(Work instructions): Write out each entry, exactly the way it appears.

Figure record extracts

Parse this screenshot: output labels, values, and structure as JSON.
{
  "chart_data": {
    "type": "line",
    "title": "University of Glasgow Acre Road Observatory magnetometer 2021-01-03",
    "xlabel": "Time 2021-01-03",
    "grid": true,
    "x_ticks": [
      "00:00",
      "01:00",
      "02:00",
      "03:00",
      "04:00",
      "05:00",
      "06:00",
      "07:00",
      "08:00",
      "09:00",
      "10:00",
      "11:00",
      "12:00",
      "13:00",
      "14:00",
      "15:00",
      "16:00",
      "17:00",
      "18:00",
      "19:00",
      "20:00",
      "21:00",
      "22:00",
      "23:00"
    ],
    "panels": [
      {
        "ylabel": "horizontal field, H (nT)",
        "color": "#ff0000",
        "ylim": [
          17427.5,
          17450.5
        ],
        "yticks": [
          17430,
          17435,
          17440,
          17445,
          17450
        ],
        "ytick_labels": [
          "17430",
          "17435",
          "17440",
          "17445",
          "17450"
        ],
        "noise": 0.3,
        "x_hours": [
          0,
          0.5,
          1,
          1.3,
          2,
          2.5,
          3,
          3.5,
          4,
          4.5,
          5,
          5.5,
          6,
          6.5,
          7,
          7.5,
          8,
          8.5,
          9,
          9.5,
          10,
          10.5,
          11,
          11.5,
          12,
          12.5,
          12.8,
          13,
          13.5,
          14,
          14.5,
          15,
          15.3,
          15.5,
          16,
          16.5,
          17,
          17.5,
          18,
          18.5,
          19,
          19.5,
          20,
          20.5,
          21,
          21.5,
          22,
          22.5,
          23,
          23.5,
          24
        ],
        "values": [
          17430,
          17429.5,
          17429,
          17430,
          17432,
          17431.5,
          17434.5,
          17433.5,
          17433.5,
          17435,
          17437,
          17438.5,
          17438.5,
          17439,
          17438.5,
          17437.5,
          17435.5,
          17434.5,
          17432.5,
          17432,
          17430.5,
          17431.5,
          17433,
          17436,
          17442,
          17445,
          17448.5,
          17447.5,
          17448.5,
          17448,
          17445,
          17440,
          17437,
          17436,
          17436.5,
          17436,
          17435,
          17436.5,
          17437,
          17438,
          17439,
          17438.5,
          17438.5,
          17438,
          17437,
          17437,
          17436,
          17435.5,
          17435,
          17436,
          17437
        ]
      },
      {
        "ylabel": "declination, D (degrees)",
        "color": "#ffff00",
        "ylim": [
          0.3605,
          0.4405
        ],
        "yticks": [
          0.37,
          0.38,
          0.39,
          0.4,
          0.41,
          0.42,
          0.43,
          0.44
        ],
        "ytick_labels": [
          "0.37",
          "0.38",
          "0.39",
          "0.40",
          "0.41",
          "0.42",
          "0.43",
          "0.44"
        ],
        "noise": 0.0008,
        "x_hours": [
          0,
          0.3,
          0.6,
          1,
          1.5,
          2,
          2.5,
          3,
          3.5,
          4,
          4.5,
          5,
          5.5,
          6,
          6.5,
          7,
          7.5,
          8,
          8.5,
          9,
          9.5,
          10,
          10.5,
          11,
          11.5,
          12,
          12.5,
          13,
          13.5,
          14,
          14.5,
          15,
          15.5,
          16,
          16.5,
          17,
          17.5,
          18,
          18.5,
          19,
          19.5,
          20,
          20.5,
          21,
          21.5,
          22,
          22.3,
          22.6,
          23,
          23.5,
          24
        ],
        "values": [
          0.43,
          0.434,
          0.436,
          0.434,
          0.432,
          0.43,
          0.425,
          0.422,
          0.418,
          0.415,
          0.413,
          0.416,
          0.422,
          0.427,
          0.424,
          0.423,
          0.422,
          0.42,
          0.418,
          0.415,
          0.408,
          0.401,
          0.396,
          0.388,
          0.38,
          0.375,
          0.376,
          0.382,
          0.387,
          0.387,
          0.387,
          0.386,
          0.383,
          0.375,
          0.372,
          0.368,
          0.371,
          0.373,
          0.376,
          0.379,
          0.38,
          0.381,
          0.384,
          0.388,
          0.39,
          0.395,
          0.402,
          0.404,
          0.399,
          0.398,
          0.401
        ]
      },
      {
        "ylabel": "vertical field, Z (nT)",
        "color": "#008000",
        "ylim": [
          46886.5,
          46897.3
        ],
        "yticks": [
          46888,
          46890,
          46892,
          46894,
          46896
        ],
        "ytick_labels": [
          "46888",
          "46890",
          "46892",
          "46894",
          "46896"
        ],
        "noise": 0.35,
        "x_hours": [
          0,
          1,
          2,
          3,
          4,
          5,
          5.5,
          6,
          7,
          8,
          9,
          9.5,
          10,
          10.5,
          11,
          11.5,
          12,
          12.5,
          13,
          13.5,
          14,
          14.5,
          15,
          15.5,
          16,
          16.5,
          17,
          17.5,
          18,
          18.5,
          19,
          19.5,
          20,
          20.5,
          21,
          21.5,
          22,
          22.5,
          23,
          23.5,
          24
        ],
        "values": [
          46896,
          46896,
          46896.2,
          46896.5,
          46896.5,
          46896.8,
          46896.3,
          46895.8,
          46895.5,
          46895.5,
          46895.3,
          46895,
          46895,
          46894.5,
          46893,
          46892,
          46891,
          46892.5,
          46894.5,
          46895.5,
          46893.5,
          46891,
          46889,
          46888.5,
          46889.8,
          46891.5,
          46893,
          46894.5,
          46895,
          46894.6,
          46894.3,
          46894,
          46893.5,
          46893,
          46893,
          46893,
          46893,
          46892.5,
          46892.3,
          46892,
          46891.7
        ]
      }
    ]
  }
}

(Solution to the problem):
Parse this screenshot: output labels, values, and structure as JSON.
{
  "chart_data": {
    "type": "line",
    "title": "University of Glasgow Acre Road Observatory magnetometer 2021-01-03",
    "xlabel": "Time 2021-01-03",
    "grid": true,
    "x_ticks": [
      "00:00",
      "01:00",
      "02:00",
      "03:00",
      "04:00",
      "05:00",
      "06:00",
      "07:00",
      "08:00",
      "09:00",
      "10:00",
      "11:00",
      "12:00",
      "13:00",
      "14:00",
      "15:00",
      "16:00",
      "17:00",
      "18:00",
      "19:00",
      "20:00",
      "21:00",
      "22:00",
      "23:00"
    ],
    "panels": [
      {
        "ylabel": "horizontal field, H (nT)",
        "color": "#ff0000",
        "ylim": [
          17427.5,
          17450.5
        ],
        "yticks": [
          17430,
          17435,
          17440,
          17445,
          17450
        ],
        "ytick_labels": [
          "17430",
          "17435",
          "17440",
          "17445",
          "17450"
        ],
        "noise": 0.3,
        "x_hours": [
          0,
          0.5,
          1,
          1.3,
          2,
          2.5,
          3,
          3.5,
          4,
          4.5,
          5,
          5.5,
          6,
          6.5,
          7,
          7.5,
          8,
          8.5,
          9,
          9.5,
          10,
          10.5,
          11,
          11.5,
          12,
          12.5,
          12.8,
          13,
          13.5,
          14,
          14.5,
          15,
          15.3,
          15.5,
          16,
          16.5,
          17,
          17.5,
          18,
          18.5,
          19,
          19.5,
          20,
          20.5,
          21,
          21.5,
          22,
          22.5,
          23,
          23.5,
          24
        ],
        "values": [
          17430,
          17429.5,
          17429,
          17430,
          17432,
          17431.5,
          17434.5,
          17433.5,
          17433.5,
          17435,
          17437,
          17438.5,
          17438.5,
          17439,
          17438.5,
          17437.5,
          17435.5,
          17434.5,
          17432.5,
          17432,
          17430.5,
          17431.5,
          17433,
          17436,
          17442,
          17445,
          17448.5,
          17447.5,
          17448.5,
          17448,
          17445,
          17440,
          17437,
          17436,
          17436.5,
          17436,
          17435,
          17436.5,
          17437,
          17438,
          17439,
          17438.5,
          17438.5,
          17438,
          17437,
          17437,
          17436,
          17435.5,
          17435,
          17436,
          17437
        ]
      },
      {
        "ylabel": "declination, D (degrees)",
        "color": "#ffff00",
        "ylim": [
          0.3605,
          0.4405
        ],
        "yticks": [
          0.37,
          0.38,
          0.39,
          0.4,
          0.41,
          0.42,
          0.43,
          0.44
        ],
        "ytick_labels": [
          "0.37",
          "0.38",
          "0.39",
          "0.40",
          "0.41",
          "0.42",
          "0.43",
          "0.44"
        ],
        "noise": 0.0008,
        "x_hours": [
          0,
          0.3,
          0.6,
          1,
          1.5,
          2,
          2.5,
          3,
          3.5,
          4,
          4.5,
          5,
          5.5,
          6,
          6.5,
          7,
          7.5,
          8,
          8.5,
          9,
          9.5,
          10,
          10.5,
          11,
          11.5,
          12,
          12.5,
          13,
          13.5,
          14,
          14.5,
          15,
          15.5,
          16,
          16.5,
          17,
          17.5,
          18,
          18.5,
          19,
          19.5,
          20,
          20.5,
          21,
          21.5,
          22,
          22.3,
          22.6,
          23,
          23.5,
          24
        ],
        "values": [
          0.43,
          0.434,
          0.436,
          0.434,
          0.432,
          0.43,
          0.425,
          0.422,
          0.418,
          0.415,
          0.413,
          0.416,
          0.422,
          0.427,
          0.424,
          0.423,
          0.422,
          0.42,
          0.418,
          0.415,
          0.408,
          0.401,
          0.396,
          0.388,
          0.38,
          0.375,
          0.376,
          0.382,
          0.387,
          0.387,
          0.387,
          0.386,
          0.383,
          0.375,
          0.372,
          0.368,
          0.371,
          0.373,
          0.376,
          0.379,
          0.38,
          0.381,
          0.384,
          0.388,
          0.39,
          0.395,
          0.402,
          0.404,
          0.399,
          0.398,
          0.401
        ]
      },
      {
        "ylabel": "vertical field, Z (nT)",
        "color": "#008000",
        "ylim": [
          46886.5,
          46897.3
        ],
        "yticks": [
          46888,
          46890,
          46892,
          46894,
          46896
        ],
        "ytick_labels": [
          "46888",
          "46890",
          "46892",
          "46894",
          "46896"
        ],
        "noise": 0.35,
        "x_hours": [
          0,
          1,
          2,
          3,
          4,
          5,
          5.5,
          6,
          7,
          8,
          9,
          9.5,
          10,
          10.5,
          11,
          11.5,
          12,
          12.5,
          13,
          13.5,
          14,
          14.5,
          15,
          15.5,
          16,
          16.5,
          17,
          17.5,
          18,
          18.5,
          19,
          19.5,
          20,
          20.5,
          21,
          21.5,
          22,
          22.5,
          23,
          23.5,
          24
        ],
        "values": [
          46896,
          46896,
          46896.2,
          46896.5,
          46896.5,
          46896.8,
          46896.3,
          46895.8,
          46895.5,
          46895.5,
          46895.3,
          46895,
          46895,
          46894.5,
          46893,
          46892,
          46891,
          46892.5,
          46894.5,
          46895.5,
          46893.5,
          46891,
          46889,
          46888.5,
          46889.8,
          46891.5,
          46893,
          46894.5,
          46895,
          46894.6,
          46894.3,
          46894,
          46893.5,
          46893,
          46893,
          46893,
          46893,
          46892.5,
          46892.3,
          46892,
          46891.7
        ]
      }
    ]
  }
}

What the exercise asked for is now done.